[Task description]:
Scan each line of the records for the word "Connie" and extract the ones that have it.
··········
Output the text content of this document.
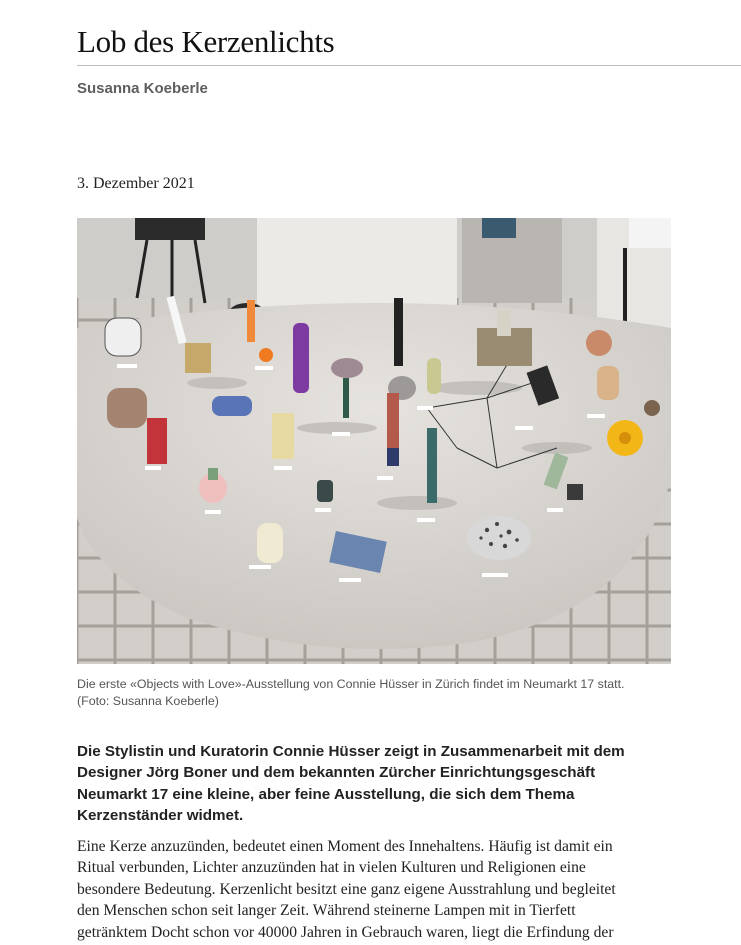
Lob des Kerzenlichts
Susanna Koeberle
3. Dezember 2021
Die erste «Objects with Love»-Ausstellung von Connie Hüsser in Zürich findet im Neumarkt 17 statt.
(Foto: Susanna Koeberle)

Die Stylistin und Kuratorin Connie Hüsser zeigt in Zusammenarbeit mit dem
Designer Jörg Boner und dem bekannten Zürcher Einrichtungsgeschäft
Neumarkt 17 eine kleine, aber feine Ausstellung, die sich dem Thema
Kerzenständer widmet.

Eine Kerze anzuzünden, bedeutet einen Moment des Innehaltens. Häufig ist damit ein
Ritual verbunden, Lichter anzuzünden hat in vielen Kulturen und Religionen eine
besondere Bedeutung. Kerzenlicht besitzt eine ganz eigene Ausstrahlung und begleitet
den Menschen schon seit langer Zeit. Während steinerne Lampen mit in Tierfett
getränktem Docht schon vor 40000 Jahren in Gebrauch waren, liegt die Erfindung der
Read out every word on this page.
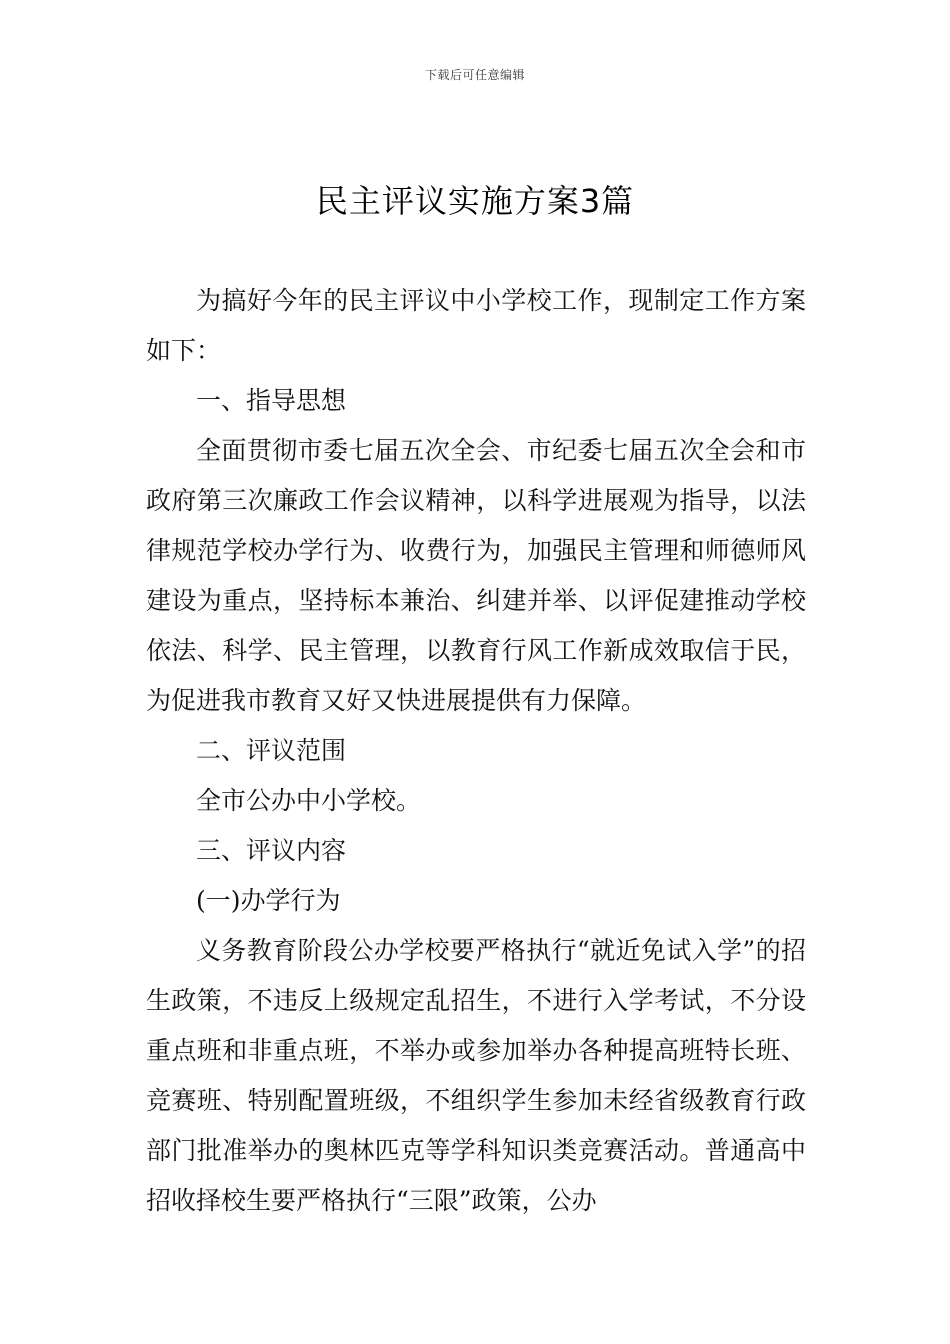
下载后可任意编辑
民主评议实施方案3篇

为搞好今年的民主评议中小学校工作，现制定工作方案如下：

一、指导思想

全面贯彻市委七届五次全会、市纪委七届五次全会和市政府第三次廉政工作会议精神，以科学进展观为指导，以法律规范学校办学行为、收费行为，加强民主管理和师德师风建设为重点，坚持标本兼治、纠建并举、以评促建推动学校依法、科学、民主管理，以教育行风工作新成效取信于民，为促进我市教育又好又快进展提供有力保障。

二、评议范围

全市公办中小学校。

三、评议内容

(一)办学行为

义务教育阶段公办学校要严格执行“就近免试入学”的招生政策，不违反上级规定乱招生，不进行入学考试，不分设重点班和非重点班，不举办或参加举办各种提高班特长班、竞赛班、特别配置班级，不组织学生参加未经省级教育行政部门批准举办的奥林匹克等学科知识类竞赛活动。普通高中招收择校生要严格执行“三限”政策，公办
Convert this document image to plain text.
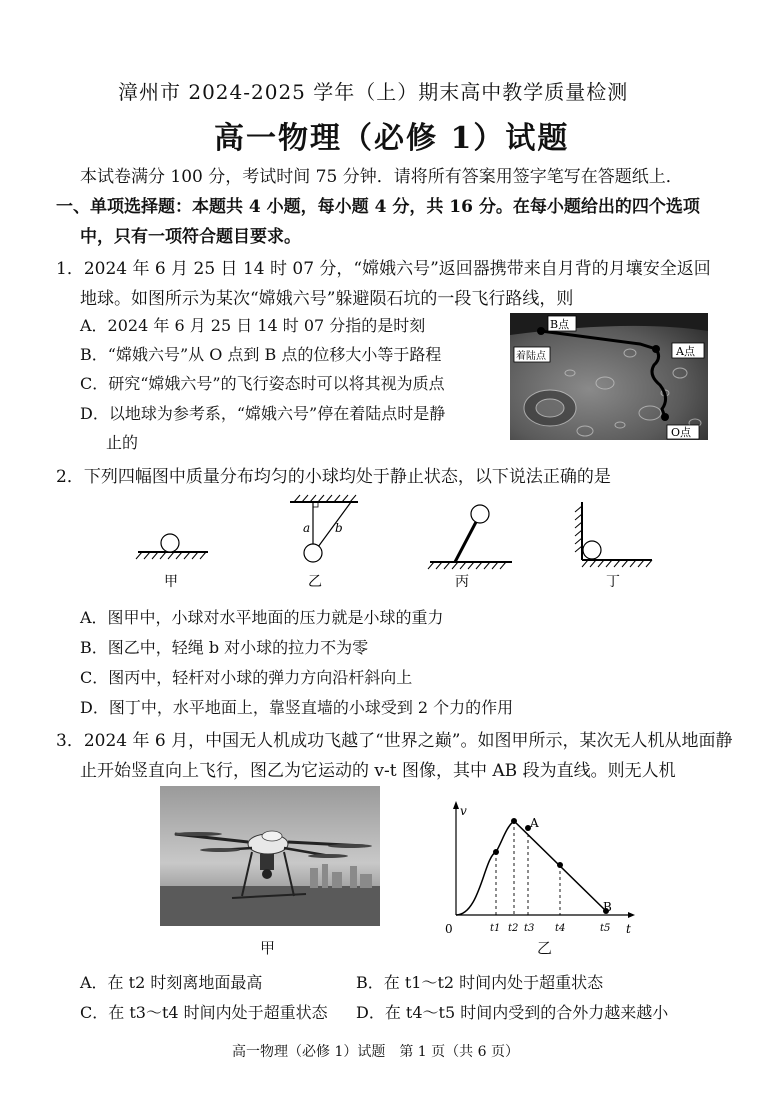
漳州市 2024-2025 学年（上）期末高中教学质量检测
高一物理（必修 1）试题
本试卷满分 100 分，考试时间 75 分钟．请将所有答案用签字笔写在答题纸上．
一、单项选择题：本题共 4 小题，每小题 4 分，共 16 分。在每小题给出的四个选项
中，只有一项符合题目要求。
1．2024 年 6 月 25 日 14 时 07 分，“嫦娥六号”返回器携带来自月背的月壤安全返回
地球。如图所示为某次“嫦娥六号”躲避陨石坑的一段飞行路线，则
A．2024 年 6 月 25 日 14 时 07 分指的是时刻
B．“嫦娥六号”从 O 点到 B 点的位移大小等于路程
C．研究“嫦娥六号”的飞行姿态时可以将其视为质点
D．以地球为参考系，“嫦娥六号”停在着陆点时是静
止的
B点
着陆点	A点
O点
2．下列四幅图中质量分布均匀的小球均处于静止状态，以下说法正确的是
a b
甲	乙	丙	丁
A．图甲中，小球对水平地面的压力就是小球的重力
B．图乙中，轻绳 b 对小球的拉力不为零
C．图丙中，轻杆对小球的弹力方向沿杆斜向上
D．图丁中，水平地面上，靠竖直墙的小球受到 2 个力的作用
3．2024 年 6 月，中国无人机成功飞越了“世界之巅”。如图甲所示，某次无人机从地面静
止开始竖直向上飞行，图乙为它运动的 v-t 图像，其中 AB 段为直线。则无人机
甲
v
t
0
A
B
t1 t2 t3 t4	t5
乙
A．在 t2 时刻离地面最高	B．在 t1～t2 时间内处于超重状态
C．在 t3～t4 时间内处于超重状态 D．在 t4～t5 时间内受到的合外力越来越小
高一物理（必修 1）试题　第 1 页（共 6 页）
··········
[Answer to the exercise]:
Die erste «Objects with Love»-Ausstellung von Connie Hüsser in Zürich findet im Neumarkt 17 statt.
Die Stylistin und Kuratorin Connie Hüsser zeigt in Zusammenarbeit mit dem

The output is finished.